[Supplied entries]:
-- BEGIN --

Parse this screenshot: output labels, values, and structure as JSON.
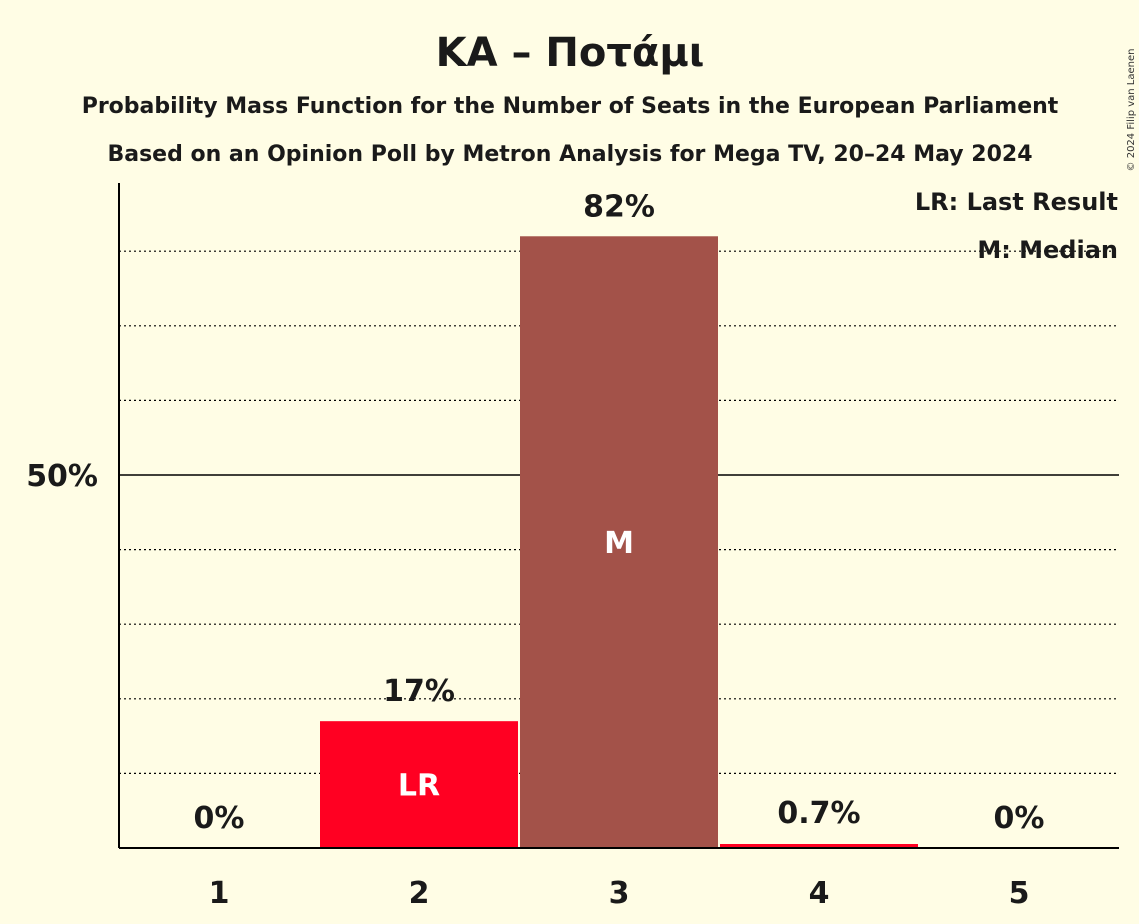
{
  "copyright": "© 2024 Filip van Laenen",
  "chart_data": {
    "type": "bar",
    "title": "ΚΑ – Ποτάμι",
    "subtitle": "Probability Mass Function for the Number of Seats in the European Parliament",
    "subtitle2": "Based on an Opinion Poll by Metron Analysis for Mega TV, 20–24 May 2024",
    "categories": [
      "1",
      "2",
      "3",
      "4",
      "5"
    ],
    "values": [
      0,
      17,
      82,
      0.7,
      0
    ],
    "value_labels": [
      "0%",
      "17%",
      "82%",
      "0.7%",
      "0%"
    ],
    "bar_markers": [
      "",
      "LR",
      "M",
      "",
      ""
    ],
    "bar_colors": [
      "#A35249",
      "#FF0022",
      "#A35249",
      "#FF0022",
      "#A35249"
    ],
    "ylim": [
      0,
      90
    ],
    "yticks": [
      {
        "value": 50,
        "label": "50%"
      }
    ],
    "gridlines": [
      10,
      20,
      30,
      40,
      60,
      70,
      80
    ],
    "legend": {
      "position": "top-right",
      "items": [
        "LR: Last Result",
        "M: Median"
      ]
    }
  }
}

-- END --

[Your task]:
Check each line of the records for the string "values" and state how many lines contain it. Give only the number.

[Output for this exercise]:
2